Records from a dataset:
• • • • •
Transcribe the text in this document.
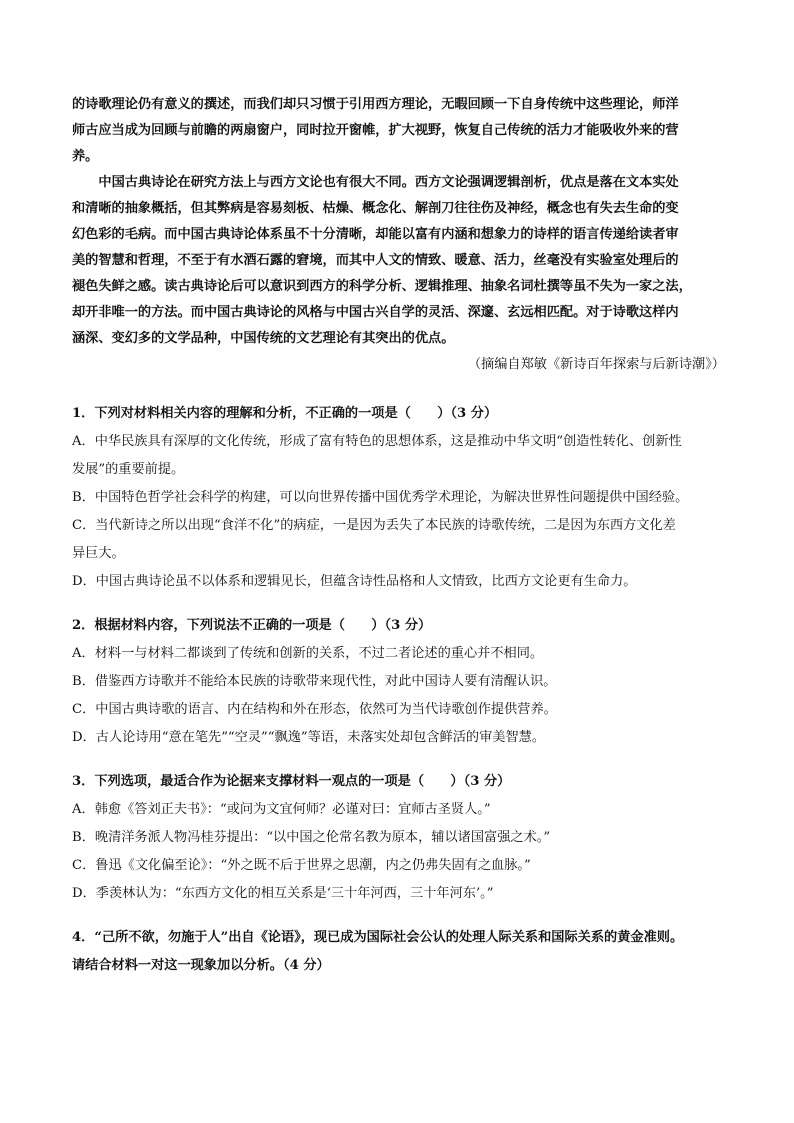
的诗歌理论仍有意义的撰述，而我们却只习惯于引用西方理论，无暇回顾一下自身传统中这些理论，师洋

师古应当成为回顾与前瞻的两扇窗户，同时拉开窗帷，扩大视野，恢复自己传统的活力才能吸收外来的营

养。

中国古典诗论在研究方法上与西方文论也有很大不同。西方文论强调逻辑剖析，优点是落在文本实处

和清晰的抽象概括，但其弊病是容易刻板、枯燥、概念化、解剖刀往往伤及神经，概念也有失去生命的变

幻色彩的毛病。而中国古典诗论体系虽不十分清晰，却能以富有内涵和想象力的诗样的语言传递给读者审

美的智慧和哲理，不至于有水酒石露的窘境，而其中人文的情致、暖意、活力，丝毫没有实验室处理后的

褪色失鲜之感。读古典诗论后可以意识到西方的科学分析、逻辑推理、抽象名词杜撰等虽不失为一家之法，

却开非唯一的方法。而中国古典诗论的风格与中国古兴自学的灵活、深邃、玄远相匹配。对于诗歌这样内

涵深、变幻多的文学品种，中国传统的文艺理论有其突出的优点。

（摘编自郑敏《新诗百年探索与后新诗潮》）

1．下列对材料相关内容的理解和分析，不正确的一项是（　　）（3 分）

A．中华民族具有深厚的文化传统，形成了富有特色的思想体系，这是推动中华文明“创造性转化、创新性

发展”的重要前提。

B．中国特色哲学社会科学的构建，可以向世界传播中国优秀学术理论，为解决世界性问题提供中国经验。

C．当代新诗之所以出现“食洋不化”的病症，一是因为丢失了本民族的诗歌传统，二是因为东西方文化差

异巨大。

D．中国古典诗论虽不以体系和逻辑见长，但蕴含诗性品格和人文情致，比西方文论更有生命力。

2．根据材料内容，下列说法不正确的一项是（　　）（3 分）

A．材料一与材料二都谈到了传统和创新的关系，不过二者论述的重心并不相同。

B．借鉴西方诗歌并不能给本民族的诗歌带来现代性，对此中国诗人要有清醒认识。

C．中国古典诗歌的语言、内在结构和外在形态，依然可为当代诗歌创作提供营养。

D．古人论诗用“意在笔先”“空灵”“飘逸”等语，未落实处却包含鲜活的审美智慧。

3．下列选项，最适合作为论据来支撑材料一观点的一项是（　　）（3 分）

A．韩愈《答刘正夫书》：“或问为文宜何师？必谨对曰：宜师古圣贤人。”

B．晚清洋务派人物冯桂芬提出：“以中国之伦常名教为原本，辅以诸国富强之术。”

C．鲁迅《文化偏至论》：“外之既不后于世界之思潮，内之仍弗失固有之血脉。”

D．季羡林认为：“东西方文化的相互关系是‘三十年河西，三十年河东’。”

4．“己所不欲，勿施于人”出自《论语》，现已成为国际社会公认的处理人际关系和国际关系的黄金准则。

请结合材料一对这一现象加以分析。（4 分）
• • • • •
#### Exercise objective
Nothing in the entries above should change when they are printed again, except that the pictures are dropped.

#### Response
Transcribe the text in this document.
的诗歌理论仍有意义的撰述，而我们却只习惯于引用西方理论，无暇回顾一下自身传统中这些理论，师洋

师古应当成为回顾与前瞻的两扇窗户，同时拉开窗帷，扩大视野，恢复自己传统的活力才能吸收外来的营

养。

中国古典诗论在研究方法上与西方文论也有很大不同。西方文论强调逻辑剖析，优点是落在文本实处

和清晰的抽象概括，但其弊病是容易刻板、枯燥、概念化、解剖刀往往伤及神经，概念也有失去生命的变

幻色彩的毛病。而中国古典诗论体系虽不十分清晰，却能以富有内涵和想象力的诗样的语言传递给读者审

美的智慧和哲理，不至于有水酒石露的窘境，而其中人文的情致、暖意、活力，丝毫没有实验室处理后的

褪色失鲜之感。读古典诗论后可以意识到西方的科学分析、逻辑推理、抽象名词杜撰等虽不失为一家之法，

却开非唯一的方法。而中国古典诗论的风格与中国古兴自学的灵活、深邃、玄远相匹配。对于诗歌这样内

涵深、变幻多的文学品种，中国传统的文艺理论有其突出的优点。

（摘编自郑敏《新诗百年探索与后新诗潮》）

1．下列对材料相关内容的理解和分析，不正确的一项是（　　）（3 分）

A．中华民族具有深厚的文化传统，形成了富有特色的思想体系，这是推动中华文明“创造性转化、创新性

发展”的重要前提。

B．中国特色哲学社会科学的构建，可以向世界传播中国优秀学术理论，为解决世界性问题提供中国经验。

C．当代新诗之所以出现“食洋不化”的病症，一是因为丢失了本民族的诗歌传统，二是因为东西方文化差

异巨大。

D．中国古典诗论虽不以体系和逻辑见长，但蕴含诗性品格和人文情致，比西方文论更有生命力。

2．根据材料内容，下列说法不正确的一项是（　　）（3 分）

A．材料一与材料二都谈到了传统和创新的关系，不过二者论述的重心并不相同。

B．借鉴西方诗歌并不能给本民族的诗歌带来现代性，对此中国诗人要有清醒认识。

C．中国古典诗歌的语言、内在结构和外在形态，依然可为当代诗歌创作提供营养。

D．古人论诗用“意在笔先”“空灵”“飘逸”等语，未落实处却包含鲜活的审美智慧。

3．下列选项，最适合作为论据来支撑材料一观点的一项是（　　）（3 分）

A．韩愈《答刘正夫书》：“或问为文宜何师？必谨对曰：宜师古圣贤人。”

B．晚清洋务派人物冯桂芬提出：“以中国之伦常名教为原本，辅以诸国富强之术。”

C．鲁迅《文化偏至论》：“外之既不后于世界之思潮，内之仍弗失固有之血脉。”

D．季羡林认为：“东西方文化的相互关系是‘三十年河西，三十年河东’。”

4．“己所不欲，勿施于人”出自《论语》，现已成为国际社会公认的处理人际关系和国际关系的黄金准则。

请结合材料一对这一现象加以分析。（4 分）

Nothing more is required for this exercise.